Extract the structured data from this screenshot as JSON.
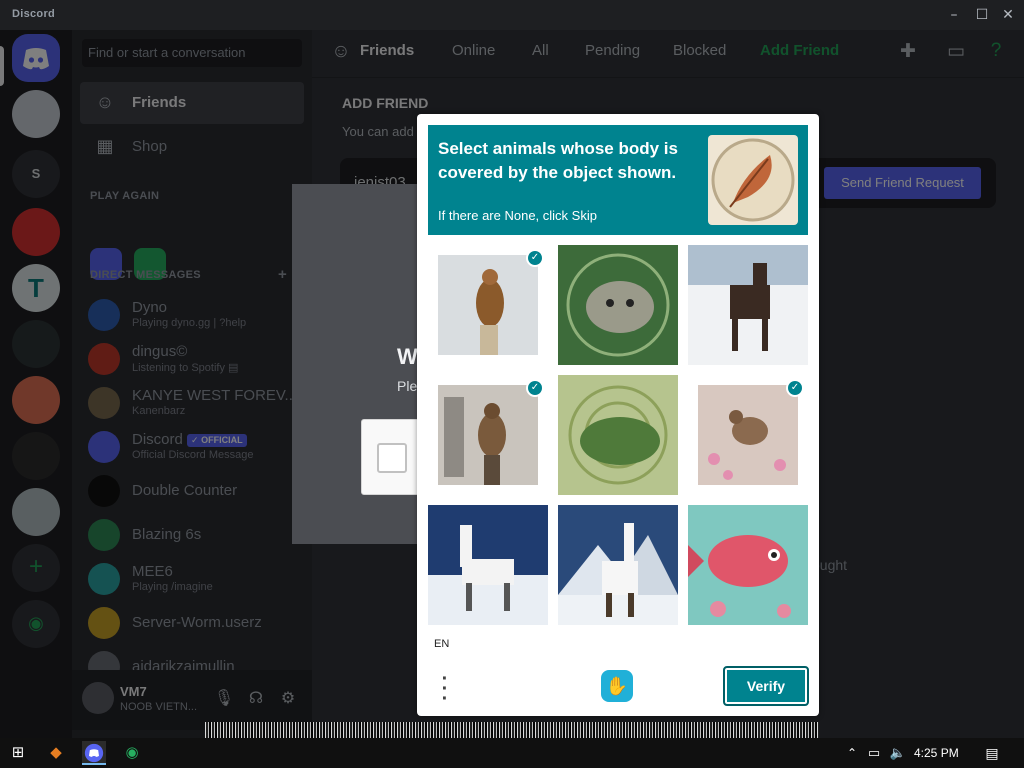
{
  "window": {
    "brand": "Discord",
    "controls": [
      "–",
      "☐",
      "✕"
    ]
  },
  "sidebar": {
    "search_placeholder": "Find or start a conversation",
    "nav": [
      {
        "label": "Friends",
        "icon": "friends-icon"
      },
      {
        "label": "Shop",
        "icon": "shop-icon"
      }
    ],
    "play_again_header": "PLAY AGAIN",
    "dm_header": "DIRECT MESSAGES",
    "dm_add": "+",
    "dms": [
      {
        "name": "Dyno",
        "status": "Playing dyno.gg | ?help",
        "color": "#2f5fb3"
      },
      {
        "name": "dingus©",
        "status": "Listening to Spotify ▤",
        "color": "#c0392b"
      },
      {
        "name": "KANYE WEST FOREV...",
        "status": "Kanenbarz",
        "color": "#7a6a4f"
      },
      {
        "name": "Discord",
        "badge": "✓ OFFICIAL",
        "status": "Official Discord Message",
        "color": "#5865f2"
      },
      {
        "name": "Double Counter",
        "status": "",
        "color": "#111111"
      },
      {
        "name": "Blazing 6s",
        "status": "",
        "color": "#2e8b57"
      },
      {
        "name": "MEE6",
        "status": "Playing /imagine",
        "color": "#2aa5a5"
      },
      {
        "name": "Server-Worm.userz",
        "status": "",
        "color": "#c9a227"
      },
      {
        "name": "aidarikzaimullin",
        "status": "",
        "color": "#6b6e76"
      }
    ],
    "user": {
      "name": "VM7",
      "status": "NOOB VIETN..."
    }
  },
  "topbar": {
    "title": "Friends",
    "tabs": [
      "Online",
      "All",
      "Pending",
      "Blocked"
    ],
    "add_friend": "Add Friend"
  },
  "add_friend": {
    "title": "ADD FRIEND",
    "desc": "You can add",
    "input_value": "jenist03",
    "button": "Send Friend Request",
    "faint_text": "ought"
  },
  "under_modal": {
    "heading": "W",
    "text": "Ple"
  },
  "captcha": {
    "question": "Select animals whose body is covered by the object shown.",
    "hint": "If there are None, click Skip",
    "example": "feather",
    "tiles": [
      {
        "subject": "hawk-on-post",
        "selected": true
      },
      {
        "subject": "cat-in-leaves",
        "selected": false
      },
      {
        "subject": "horse-in-snow",
        "selected": false
      },
      {
        "subject": "falcon-on-post",
        "selected": true
      },
      {
        "subject": "frog-in-swirl",
        "selected": false
      },
      {
        "subject": "hawk-in-flowers",
        "selected": true
      },
      {
        "subject": "llama-on-snow",
        "selected": false
      },
      {
        "subject": "llama-on-mountain",
        "selected": false
      },
      {
        "subject": "fish-painting",
        "selected": false
      }
    ],
    "lang": "EN",
    "verify": "Verify"
  },
  "taskbar": {
    "time": "4:25 PM"
  },
  "colors": {
    "accent": "#5865f2",
    "teal": "#00838f",
    "green": "#23a559"
  }
}
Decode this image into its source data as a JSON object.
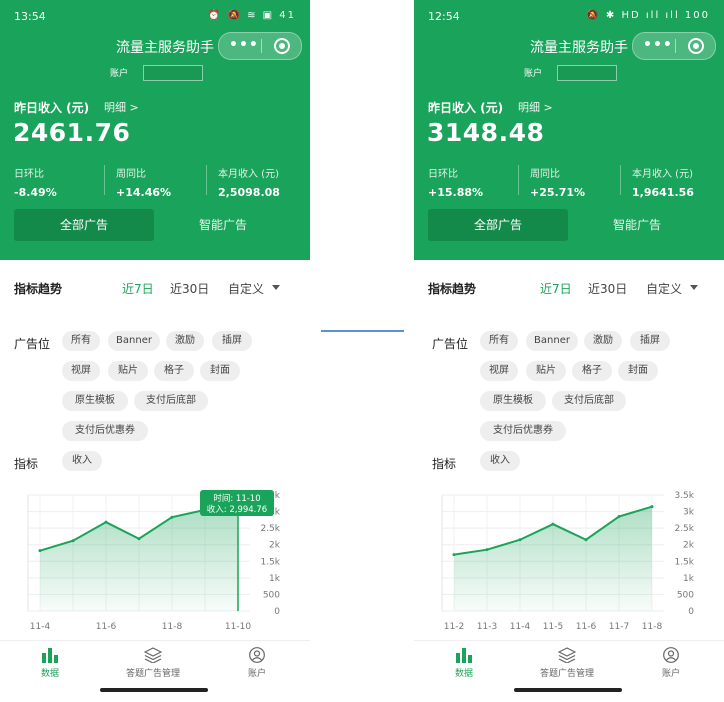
{
  "colors": {
    "brand": "#1aa35a",
    "brand_dark": "#138a4a",
    "divider": "#5b8fd6"
  },
  "panels": [
    {
      "status_time": "13:54",
      "status_icons": "⏰ 🔕 ≋ ▣ 41",
      "app_title": "流量主服务助手",
      "account_label": "账户",
      "income_label": "昨日收入 (元)",
      "detail_link": "明细 >",
      "income_value": "2461.76",
      "stats": [
        {
          "label": "日环比",
          "value": "-8.49%"
        },
        {
          "label": "周同比",
          "value": "+14.46%"
        },
        {
          "label": "本月收入 (元)",
          "value": "2,5098.08"
        }
      ],
      "ad_tabs": [
        "全部广告",
        "智能广告"
      ],
      "trend_title": "指标趋势",
      "ranges": [
        "近7日",
        "近30日",
        "自定义"
      ],
      "ad_position_label": "广告位",
      "chips": [
        "所有",
        "Banner",
        "激励",
        "插屏",
        "视屏",
        "贴片",
        "格子",
        "封面",
        "原生模板",
        "支付后底部",
        "支付后优惠券"
      ],
      "metric_label": "指标",
      "metric_chip": "收入",
      "tooltip": {
        "line1": "时间: 11-10",
        "line2": "收入: 2,994.76"
      },
      "chart_data": {
        "type": "area",
        "x": [
          "11-4",
          "11-5",
          "11-6",
          "11-7",
          "11-8",
          "11-9",
          "11-10"
        ],
        "x_tick_labels": [
          "11-4",
          "11-6",
          "11-8",
          "11-10"
        ],
        "series": [
          {
            "values": [
              1820,
              2120,
              2680,
              2180,
              2830,
              3050,
              2994.76
            ]
          }
        ],
        "y_ticks": [
          "0",
          "500",
          "1k",
          "1.5k",
          "2k",
          "2.5k",
          "3k",
          "3.5k"
        ],
        "ylim": [
          0,
          3500
        ],
        "grid": true
      },
      "tabbar": [
        "数据",
        "答题广告管理",
        "账户"
      ]
    },
    {
      "status_time": "12:54",
      "status_icons": "🔕 ✱ HD ıll ıll 100",
      "app_title": "流量主服务助手",
      "account_label": "账户",
      "income_label": "昨日收入 (元)",
      "detail_link": "明细 >",
      "income_value": "3148.48",
      "stats": [
        {
          "label": "日环比",
          "value": "+15.88%"
        },
        {
          "label": "周同比",
          "value": "+25.71%"
        },
        {
          "label": "本月收入 (元)",
          "value": "1,9641.56"
        }
      ],
      "ad_tabs": [
        "全部广告",
        "智能广告"
      ],
      "trend_title": "指标趋势",
      "ranges": [
        "近7日",
        "近30日",
        "自定义"
      ],
      "ad_position_label": "广告位",
      "chips": [
        "所有",
        "Banner",
        "激励",
        "插屏",
        "视屏",
        "贴片",
        "格子",
        "封面",
        "原生模板",
        "支付后底部",
        "支付后优惠券"
      ],
      "metric_label": "指标",
      "metric_chip": "收入",
      "chart_data": {
        "type": "area",
        "x": [
          "11-2",
          "11-3",
          "11-4",
          "11-5",
          "11-6",
          "11-7",
          "11-8"
        ],
        "x_tick_labels": [
          "11-2",
          "11-3",
          "11-4",
          "11-5",
          "11-6",
          "11-7",
          "11-8"
        ],
        "series": [
          {
            "values": [
              1700,
              1850,
              2150,
              2620,
              2150,
              2850,
              3148.48
            ]
          }
        ],
        "y_ticks": [
          "0",
          "500",
          "1k",
          "1.5k",
          "2k",
          "2.5k",
          "3k",
          "3.5k"
        ],
        "ylim": [
          0,
          3500
        ],
        "grid": true
      },
      "tabbar": [
        "数据",
        "答题广告管理",
        "账户"
      ]
    }
  ]
}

Stated goal =
Of the lines in the records, how many contain the word "Discord"? Answer with the number and nothing else.

The output =
3